* **OBJECTIVE**: Identify, in the records below, every line where the string "gatling" appears, and copy each such line.

* **ENTRIES SUPPLIED**:
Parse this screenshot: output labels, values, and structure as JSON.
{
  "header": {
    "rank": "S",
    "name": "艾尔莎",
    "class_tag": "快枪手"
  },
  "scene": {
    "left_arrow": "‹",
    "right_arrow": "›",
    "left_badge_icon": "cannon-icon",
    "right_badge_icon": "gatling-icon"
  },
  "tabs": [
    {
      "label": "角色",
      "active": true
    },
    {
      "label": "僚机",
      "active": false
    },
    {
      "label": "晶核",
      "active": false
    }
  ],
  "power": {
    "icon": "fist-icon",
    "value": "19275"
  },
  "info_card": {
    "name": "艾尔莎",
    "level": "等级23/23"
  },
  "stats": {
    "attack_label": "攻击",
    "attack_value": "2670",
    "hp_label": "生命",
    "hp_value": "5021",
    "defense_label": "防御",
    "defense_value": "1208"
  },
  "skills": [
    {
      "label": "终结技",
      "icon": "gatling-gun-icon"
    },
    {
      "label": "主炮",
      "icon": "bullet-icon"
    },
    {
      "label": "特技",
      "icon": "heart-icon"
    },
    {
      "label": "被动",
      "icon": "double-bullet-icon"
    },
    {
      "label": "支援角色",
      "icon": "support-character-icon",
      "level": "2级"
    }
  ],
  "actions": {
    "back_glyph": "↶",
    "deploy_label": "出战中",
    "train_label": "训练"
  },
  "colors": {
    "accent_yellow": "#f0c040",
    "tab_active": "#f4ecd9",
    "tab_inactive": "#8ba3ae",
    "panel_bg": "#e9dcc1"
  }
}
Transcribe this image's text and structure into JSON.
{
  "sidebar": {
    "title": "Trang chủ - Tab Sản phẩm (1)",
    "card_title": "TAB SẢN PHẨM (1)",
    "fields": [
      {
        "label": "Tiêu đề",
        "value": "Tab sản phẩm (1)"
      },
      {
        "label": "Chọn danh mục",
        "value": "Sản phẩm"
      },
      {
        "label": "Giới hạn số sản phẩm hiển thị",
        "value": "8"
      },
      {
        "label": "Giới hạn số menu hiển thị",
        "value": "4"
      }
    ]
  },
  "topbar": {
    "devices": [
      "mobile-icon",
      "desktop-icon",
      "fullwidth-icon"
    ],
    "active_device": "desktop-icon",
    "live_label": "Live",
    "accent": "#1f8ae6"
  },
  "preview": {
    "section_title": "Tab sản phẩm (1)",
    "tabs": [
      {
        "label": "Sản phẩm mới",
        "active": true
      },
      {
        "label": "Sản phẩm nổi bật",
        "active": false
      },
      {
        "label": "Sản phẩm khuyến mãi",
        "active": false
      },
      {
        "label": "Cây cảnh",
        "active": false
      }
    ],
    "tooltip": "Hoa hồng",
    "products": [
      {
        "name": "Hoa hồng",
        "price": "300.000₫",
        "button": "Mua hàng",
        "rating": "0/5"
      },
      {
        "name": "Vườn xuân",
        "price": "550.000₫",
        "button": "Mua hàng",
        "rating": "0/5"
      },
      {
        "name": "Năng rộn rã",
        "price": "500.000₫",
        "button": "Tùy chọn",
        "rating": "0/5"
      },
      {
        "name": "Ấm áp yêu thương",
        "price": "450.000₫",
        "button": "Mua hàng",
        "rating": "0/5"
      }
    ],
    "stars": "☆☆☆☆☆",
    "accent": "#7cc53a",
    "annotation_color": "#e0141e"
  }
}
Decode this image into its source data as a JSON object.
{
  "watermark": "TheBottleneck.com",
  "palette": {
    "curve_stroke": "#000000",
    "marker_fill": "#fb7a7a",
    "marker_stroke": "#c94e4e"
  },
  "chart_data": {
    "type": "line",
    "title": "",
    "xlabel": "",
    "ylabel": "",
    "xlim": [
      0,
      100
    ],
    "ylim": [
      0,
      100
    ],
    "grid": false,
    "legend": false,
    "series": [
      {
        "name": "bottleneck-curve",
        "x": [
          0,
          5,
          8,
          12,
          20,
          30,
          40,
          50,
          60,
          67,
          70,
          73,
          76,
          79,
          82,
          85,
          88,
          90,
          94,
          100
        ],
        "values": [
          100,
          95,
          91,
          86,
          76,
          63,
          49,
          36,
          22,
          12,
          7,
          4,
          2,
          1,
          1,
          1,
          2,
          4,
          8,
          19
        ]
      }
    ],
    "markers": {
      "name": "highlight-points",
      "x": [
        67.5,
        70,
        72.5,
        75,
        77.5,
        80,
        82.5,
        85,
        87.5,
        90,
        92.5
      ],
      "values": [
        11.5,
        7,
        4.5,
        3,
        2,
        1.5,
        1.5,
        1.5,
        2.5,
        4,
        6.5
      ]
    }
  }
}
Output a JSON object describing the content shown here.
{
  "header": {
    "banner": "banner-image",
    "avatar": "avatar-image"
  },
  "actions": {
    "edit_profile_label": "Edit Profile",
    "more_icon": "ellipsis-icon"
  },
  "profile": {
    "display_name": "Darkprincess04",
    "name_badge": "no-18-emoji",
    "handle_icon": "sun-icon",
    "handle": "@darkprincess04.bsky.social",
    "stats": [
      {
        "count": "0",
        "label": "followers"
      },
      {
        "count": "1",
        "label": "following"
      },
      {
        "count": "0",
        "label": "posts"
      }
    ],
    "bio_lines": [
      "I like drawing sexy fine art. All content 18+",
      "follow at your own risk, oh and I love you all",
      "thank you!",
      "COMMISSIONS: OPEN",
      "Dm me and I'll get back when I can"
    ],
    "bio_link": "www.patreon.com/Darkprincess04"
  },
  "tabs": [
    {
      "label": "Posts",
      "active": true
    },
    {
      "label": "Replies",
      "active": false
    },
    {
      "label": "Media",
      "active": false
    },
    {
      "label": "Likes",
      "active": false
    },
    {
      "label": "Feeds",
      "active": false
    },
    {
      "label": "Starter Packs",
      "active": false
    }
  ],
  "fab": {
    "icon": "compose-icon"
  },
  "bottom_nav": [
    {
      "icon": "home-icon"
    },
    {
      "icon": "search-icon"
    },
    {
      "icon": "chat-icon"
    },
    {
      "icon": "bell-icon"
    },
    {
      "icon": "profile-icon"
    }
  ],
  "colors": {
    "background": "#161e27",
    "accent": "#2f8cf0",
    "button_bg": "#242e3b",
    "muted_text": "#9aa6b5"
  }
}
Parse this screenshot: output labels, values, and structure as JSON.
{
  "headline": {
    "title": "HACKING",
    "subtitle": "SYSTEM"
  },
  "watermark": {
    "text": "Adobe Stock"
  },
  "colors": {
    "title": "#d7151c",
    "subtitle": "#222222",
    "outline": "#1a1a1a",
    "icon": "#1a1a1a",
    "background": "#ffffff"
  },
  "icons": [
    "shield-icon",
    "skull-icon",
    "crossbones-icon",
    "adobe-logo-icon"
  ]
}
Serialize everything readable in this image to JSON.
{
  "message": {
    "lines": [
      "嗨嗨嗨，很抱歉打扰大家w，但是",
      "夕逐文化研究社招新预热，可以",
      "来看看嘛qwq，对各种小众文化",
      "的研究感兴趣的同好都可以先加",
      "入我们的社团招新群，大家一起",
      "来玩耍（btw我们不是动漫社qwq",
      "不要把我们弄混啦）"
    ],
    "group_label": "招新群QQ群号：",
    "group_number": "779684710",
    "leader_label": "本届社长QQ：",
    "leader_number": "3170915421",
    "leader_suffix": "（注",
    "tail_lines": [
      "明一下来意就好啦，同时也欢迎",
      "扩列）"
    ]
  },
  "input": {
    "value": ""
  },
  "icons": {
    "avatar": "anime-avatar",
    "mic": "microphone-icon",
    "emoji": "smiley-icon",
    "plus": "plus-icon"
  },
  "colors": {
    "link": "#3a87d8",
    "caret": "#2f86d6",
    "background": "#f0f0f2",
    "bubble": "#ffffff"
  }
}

* **RESPONSE TO THE TASK**:
    "right_badge_icon": "gatling-icon"
      "icon": "gatling-gun-icon"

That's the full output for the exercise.